§ **WHAT YOU HAVE TO DO**: The listing below holds a line with "What's the underlying" and a later line with "Extract the structured". Write out those two lines and every line between them, exactly, and nothing else.

(Data records)

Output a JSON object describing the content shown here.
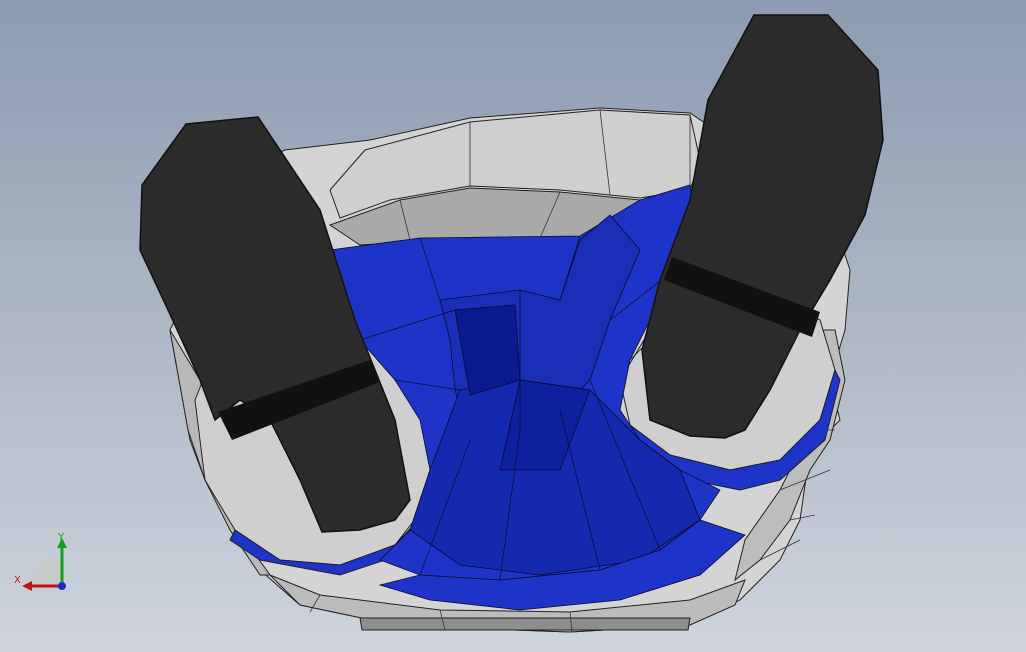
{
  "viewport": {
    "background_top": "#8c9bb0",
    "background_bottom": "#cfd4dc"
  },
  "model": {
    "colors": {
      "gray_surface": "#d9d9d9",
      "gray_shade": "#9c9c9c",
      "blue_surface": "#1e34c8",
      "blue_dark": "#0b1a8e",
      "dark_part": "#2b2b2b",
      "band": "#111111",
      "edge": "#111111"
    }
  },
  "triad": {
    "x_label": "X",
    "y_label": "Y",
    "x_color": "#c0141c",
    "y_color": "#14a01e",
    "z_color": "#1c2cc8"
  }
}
...
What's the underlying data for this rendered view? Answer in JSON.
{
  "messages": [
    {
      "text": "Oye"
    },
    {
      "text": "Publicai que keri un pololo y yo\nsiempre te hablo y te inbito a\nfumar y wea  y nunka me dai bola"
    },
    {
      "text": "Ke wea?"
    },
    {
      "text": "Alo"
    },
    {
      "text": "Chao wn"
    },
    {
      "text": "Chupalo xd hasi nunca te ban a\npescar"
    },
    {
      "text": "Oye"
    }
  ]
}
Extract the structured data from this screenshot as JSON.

§ **RESULT FOR THIS EXERCISE**:
What's the underlying data for this rendered view? Answer in JSON.
{
  "messages": [
    {
      "text": "Oye"
    },
    {
      "text": "Publicai que keri un pololo y yo\nsiempre te hablo y te inbito a\nfumar y wea  y nunka me dai bola"
    },
    {
      "text": "Ke wea?"
    },
    {
      "text": "Alo"
    },
    {
      "text": "Chao wn"
    },
    {
      "text": "Chupalo xd hasi nunca te ban a\npescar"
    },
    {
      "text": "Oye"
    }
  ]
}
Extract the structured data from this screenshot as JSON.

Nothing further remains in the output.